**GIVEN PROBLEM**
Reproduce all of the data that follows, character for character.

**MATERIAL SUPPLIED**
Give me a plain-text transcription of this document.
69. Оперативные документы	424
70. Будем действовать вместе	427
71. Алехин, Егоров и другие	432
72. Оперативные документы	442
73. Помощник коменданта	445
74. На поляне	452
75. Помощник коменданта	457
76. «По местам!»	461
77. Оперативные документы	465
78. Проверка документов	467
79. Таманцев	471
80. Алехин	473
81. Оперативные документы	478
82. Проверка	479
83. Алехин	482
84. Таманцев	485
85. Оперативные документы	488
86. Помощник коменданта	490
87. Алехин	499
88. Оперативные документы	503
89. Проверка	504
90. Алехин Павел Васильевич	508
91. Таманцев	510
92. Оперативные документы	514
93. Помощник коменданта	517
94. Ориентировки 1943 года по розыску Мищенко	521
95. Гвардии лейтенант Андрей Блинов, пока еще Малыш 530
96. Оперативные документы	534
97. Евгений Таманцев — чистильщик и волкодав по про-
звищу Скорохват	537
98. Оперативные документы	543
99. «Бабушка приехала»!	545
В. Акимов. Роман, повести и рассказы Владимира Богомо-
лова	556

**FULL SOLUTION**
Give me a plain-text transcription of this document.
69. Оперативные документы	424
70. Будем действовать вместе	427
71. Алехин, Егоров и другие	432
72. Оперативные документы	442
73. Помощник коменданта	445
74. На поляне	452
75. Помощник коменданта	457
76. «По местам!»	461
77. Оперативные документы	465
78. Проверка документов	467
79. Таманцев	471
80. Алехин	473
81. Оперативные документы	478
82. Проверка	479
83. Алехин	482
84. Таманцев	485
85. Оперативные документы	488
86. Помощник коменданта	490
87. Алехин	499
88. Оперативные документы	503
89. Проверка	504
90. Алехин Павел Васильевич	508
91. Таманцев	510
92. Оперативные документы	514
93. Помощник коменданта	517
94. Ориентировки 1943 года по розыску Мищенко	521
95. Гвардии лейтенант Андрей Блинов, пока еще Малыш 530
96. Оперативные документы	534
97. Евгений Таманцев — чистильщик и волкодав по про-
звищу Скорохват	537
98. Оперативные документы	543
99. «Бабушка приехала»!	545
В. Акимов. Роман, повести и рассказы Владимира Богомо-
лова	556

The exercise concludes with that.